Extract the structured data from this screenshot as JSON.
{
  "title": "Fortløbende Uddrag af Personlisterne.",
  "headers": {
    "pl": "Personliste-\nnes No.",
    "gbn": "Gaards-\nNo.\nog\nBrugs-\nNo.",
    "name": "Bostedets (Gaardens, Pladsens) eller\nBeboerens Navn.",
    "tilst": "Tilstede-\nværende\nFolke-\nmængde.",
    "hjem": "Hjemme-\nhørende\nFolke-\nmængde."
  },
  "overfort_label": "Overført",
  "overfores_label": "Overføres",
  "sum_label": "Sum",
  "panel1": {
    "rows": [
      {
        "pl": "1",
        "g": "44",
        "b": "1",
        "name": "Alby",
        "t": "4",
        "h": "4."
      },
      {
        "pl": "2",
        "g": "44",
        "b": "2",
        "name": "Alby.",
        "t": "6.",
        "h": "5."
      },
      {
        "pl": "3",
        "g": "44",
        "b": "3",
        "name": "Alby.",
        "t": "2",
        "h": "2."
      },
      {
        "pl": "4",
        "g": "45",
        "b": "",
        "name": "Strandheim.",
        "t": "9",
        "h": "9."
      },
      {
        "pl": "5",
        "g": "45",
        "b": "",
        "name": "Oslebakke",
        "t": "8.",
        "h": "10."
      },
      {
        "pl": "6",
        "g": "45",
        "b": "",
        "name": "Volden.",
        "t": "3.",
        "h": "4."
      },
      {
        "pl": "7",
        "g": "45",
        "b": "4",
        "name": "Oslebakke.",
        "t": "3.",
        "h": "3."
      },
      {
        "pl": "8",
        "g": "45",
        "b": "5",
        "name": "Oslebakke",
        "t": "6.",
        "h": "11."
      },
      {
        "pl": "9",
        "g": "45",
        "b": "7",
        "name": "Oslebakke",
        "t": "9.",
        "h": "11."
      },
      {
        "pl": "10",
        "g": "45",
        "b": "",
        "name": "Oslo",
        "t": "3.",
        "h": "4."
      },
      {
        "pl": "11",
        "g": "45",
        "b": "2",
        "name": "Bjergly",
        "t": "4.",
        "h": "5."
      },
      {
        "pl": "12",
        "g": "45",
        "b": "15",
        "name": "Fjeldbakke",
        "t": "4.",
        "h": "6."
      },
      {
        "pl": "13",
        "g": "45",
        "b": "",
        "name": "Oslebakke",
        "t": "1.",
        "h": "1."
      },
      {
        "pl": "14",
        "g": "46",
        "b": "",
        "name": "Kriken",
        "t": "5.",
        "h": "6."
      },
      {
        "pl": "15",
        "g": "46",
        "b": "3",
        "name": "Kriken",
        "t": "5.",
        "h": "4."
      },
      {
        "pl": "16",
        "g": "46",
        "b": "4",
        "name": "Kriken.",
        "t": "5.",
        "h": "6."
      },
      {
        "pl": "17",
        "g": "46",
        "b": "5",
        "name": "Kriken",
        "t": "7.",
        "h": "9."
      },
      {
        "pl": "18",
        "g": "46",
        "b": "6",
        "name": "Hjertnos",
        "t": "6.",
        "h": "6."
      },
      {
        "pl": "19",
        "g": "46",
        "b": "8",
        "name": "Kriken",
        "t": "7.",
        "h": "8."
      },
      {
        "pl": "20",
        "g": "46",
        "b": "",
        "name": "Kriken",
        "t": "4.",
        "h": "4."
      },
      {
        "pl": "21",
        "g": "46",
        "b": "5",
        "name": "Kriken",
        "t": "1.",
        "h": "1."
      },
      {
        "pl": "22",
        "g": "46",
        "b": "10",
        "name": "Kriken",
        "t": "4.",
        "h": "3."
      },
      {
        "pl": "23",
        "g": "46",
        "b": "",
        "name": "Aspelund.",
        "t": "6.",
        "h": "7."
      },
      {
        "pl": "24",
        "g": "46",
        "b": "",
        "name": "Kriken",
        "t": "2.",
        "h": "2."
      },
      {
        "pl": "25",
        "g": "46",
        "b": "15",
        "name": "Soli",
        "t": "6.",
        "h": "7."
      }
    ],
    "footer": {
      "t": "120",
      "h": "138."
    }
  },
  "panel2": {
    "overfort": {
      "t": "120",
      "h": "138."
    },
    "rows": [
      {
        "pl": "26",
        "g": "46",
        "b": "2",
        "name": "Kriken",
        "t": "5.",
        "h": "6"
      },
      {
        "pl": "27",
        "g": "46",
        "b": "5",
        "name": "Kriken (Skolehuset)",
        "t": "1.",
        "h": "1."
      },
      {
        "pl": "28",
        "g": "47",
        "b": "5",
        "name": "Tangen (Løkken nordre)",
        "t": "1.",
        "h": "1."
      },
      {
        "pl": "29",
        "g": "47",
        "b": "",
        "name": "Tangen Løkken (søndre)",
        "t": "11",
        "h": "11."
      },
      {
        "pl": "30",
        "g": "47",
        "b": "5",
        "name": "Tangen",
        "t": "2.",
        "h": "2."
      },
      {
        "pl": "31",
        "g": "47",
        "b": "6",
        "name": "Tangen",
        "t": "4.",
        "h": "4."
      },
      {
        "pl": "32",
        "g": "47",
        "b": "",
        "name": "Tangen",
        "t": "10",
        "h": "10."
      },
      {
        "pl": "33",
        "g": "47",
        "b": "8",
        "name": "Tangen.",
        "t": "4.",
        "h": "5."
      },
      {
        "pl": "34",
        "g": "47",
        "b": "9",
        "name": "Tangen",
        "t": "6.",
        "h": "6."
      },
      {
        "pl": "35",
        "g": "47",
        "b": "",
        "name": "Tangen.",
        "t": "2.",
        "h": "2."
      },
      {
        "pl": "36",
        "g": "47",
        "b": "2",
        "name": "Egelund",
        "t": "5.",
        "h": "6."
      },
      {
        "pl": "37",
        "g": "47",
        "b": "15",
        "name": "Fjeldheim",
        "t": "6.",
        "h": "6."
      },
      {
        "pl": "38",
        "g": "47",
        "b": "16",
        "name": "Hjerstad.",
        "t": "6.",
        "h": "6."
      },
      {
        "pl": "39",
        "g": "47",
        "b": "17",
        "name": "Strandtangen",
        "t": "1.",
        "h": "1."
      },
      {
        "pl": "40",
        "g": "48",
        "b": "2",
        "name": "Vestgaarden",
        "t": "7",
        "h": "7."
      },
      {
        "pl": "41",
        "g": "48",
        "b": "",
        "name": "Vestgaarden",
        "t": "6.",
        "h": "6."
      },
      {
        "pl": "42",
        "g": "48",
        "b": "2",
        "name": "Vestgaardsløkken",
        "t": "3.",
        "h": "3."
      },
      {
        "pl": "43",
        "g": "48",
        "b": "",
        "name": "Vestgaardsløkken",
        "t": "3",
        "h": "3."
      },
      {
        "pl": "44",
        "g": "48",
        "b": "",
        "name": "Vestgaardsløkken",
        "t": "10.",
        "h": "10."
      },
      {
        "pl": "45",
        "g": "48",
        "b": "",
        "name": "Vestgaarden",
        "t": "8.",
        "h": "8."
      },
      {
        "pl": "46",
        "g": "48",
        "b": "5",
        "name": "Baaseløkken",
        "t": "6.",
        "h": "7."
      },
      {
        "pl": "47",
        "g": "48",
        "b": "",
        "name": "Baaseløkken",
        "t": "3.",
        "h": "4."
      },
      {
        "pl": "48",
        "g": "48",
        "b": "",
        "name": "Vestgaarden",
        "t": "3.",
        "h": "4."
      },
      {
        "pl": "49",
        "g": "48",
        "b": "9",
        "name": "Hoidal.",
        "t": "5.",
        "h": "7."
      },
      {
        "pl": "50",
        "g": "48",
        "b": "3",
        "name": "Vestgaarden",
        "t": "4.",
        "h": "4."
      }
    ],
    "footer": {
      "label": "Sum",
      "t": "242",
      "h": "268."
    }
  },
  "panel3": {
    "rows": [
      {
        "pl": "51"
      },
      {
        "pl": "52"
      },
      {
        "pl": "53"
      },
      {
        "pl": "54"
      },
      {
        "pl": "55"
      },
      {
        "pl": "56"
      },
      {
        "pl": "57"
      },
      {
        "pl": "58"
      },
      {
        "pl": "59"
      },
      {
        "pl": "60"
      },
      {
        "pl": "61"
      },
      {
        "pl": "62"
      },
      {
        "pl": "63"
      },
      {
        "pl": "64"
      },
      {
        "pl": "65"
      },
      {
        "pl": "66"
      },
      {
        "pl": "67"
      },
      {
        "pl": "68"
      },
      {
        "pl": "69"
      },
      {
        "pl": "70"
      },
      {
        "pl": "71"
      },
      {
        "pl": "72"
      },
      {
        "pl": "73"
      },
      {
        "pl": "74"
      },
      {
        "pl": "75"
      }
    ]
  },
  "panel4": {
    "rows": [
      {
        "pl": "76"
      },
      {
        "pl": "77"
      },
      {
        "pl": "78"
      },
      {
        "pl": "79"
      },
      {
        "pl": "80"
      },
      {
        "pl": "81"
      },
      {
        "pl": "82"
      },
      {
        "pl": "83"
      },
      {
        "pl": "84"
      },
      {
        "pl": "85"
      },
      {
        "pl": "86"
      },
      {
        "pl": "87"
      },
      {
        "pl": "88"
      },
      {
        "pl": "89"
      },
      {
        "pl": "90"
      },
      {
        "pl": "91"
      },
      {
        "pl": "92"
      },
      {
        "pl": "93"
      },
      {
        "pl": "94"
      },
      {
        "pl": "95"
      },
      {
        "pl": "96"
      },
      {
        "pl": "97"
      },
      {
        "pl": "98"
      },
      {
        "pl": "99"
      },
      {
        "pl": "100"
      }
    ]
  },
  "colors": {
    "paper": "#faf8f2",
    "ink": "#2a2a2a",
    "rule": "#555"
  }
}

* * *

- Set task -
Look through the data and show every line containing "nmængde".

- Solution below -
    "tilst": "Tilstede-\nværende\nFolke-\nmængde.",
    "hjem": "Hjemme-\nhørende\nFolke-\nmængde."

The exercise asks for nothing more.